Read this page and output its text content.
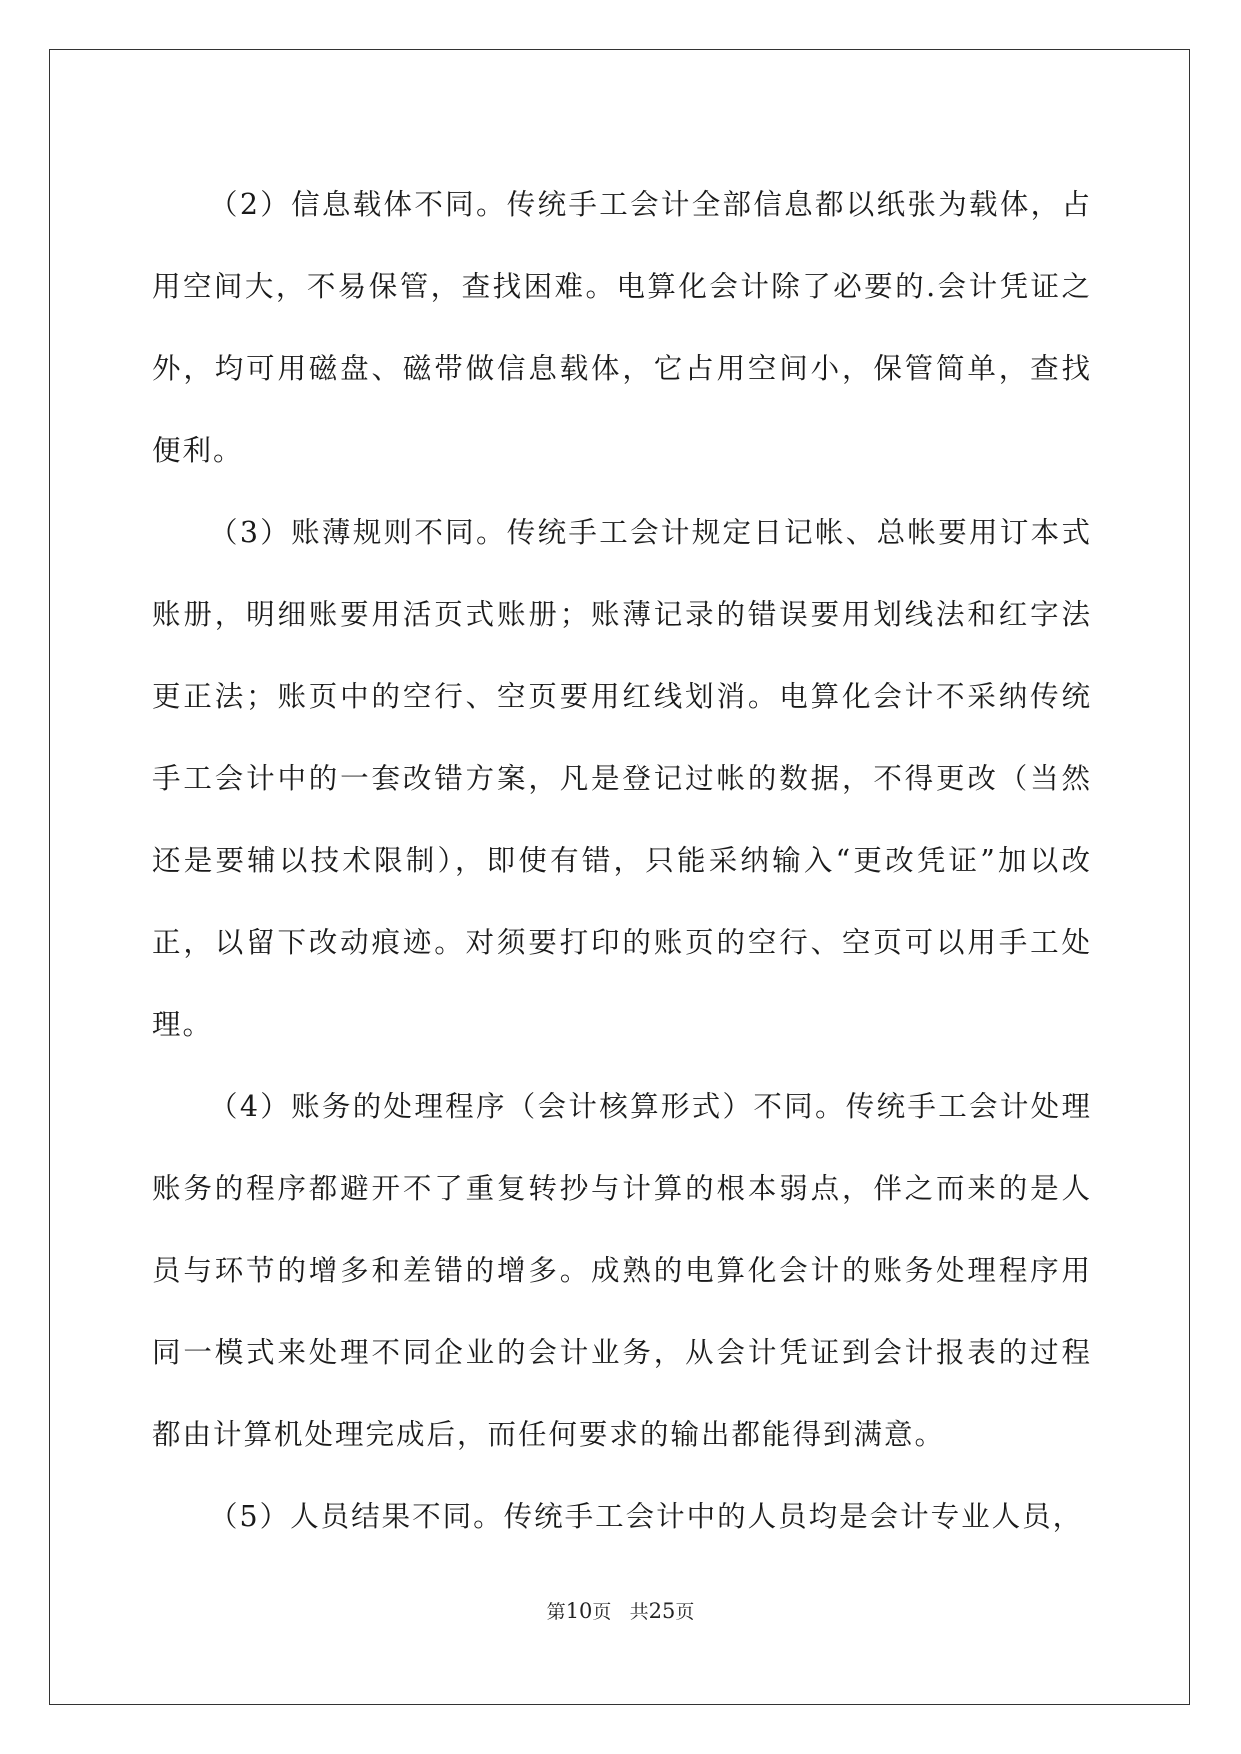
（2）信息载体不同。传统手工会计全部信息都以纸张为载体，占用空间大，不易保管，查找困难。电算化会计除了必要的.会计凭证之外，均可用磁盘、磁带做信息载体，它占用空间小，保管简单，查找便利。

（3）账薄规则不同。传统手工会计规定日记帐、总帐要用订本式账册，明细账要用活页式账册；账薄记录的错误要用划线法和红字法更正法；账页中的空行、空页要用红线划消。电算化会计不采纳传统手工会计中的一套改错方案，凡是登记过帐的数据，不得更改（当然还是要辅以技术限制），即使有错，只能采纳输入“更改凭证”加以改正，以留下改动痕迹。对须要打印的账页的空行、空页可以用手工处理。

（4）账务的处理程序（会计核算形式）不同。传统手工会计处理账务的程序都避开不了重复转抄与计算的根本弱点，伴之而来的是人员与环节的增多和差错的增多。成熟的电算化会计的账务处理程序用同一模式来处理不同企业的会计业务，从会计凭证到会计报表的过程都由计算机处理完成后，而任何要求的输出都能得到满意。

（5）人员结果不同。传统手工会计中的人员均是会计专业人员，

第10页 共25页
-------
WORK TO DO – Nothing in the entries should change as you copy them, except that the pictures are left out.

CORRECT RESPONSE –
Read this page and output its text content.
（2）信息载体不同。传统手工会计全部信息都以纸张为载体，占用空间大，不易保管，查找困难。电算化会计除了必要的.会计凭证之外，均可用磁盘、磁带做信息载体，它占用空间小，保管简单，查找便利。

（3）账薄规则不同。传统手工会计规定日记帐、总帐要用订本式账册，明细账要用活页式账册；账薄记录的错误要用划线法和红字法更正法；账页中的空行、空页要用红线划消。电算化会计不采纳传统手工会计中的一套改错方案，凡是登记过帐的数据，不得更改（当然还是要辅以技术限制），即使有错，只能采纳输入“更改凭证”加以改正，以留下改动痕迹。对须要打印的账页的空行、空页可以用手工处理。

（4）账务的处理程序（会计核算形式）不同。传统手工会计处理账务的程序都避开不了重复转抄与计算的根本弱点，伴之而来的是人员与环节的增多和差错的增多。成熟的电算化会计的账务处理程序用同一模式来处理不同企业的会计业务，从会计凭证到会计报表的过程都由计算机处理完成后，而任何要求的输出都能得到满意。

（5）人员结果不同。传统手工会计中的人员均是会计专业人员，

第10页 共25页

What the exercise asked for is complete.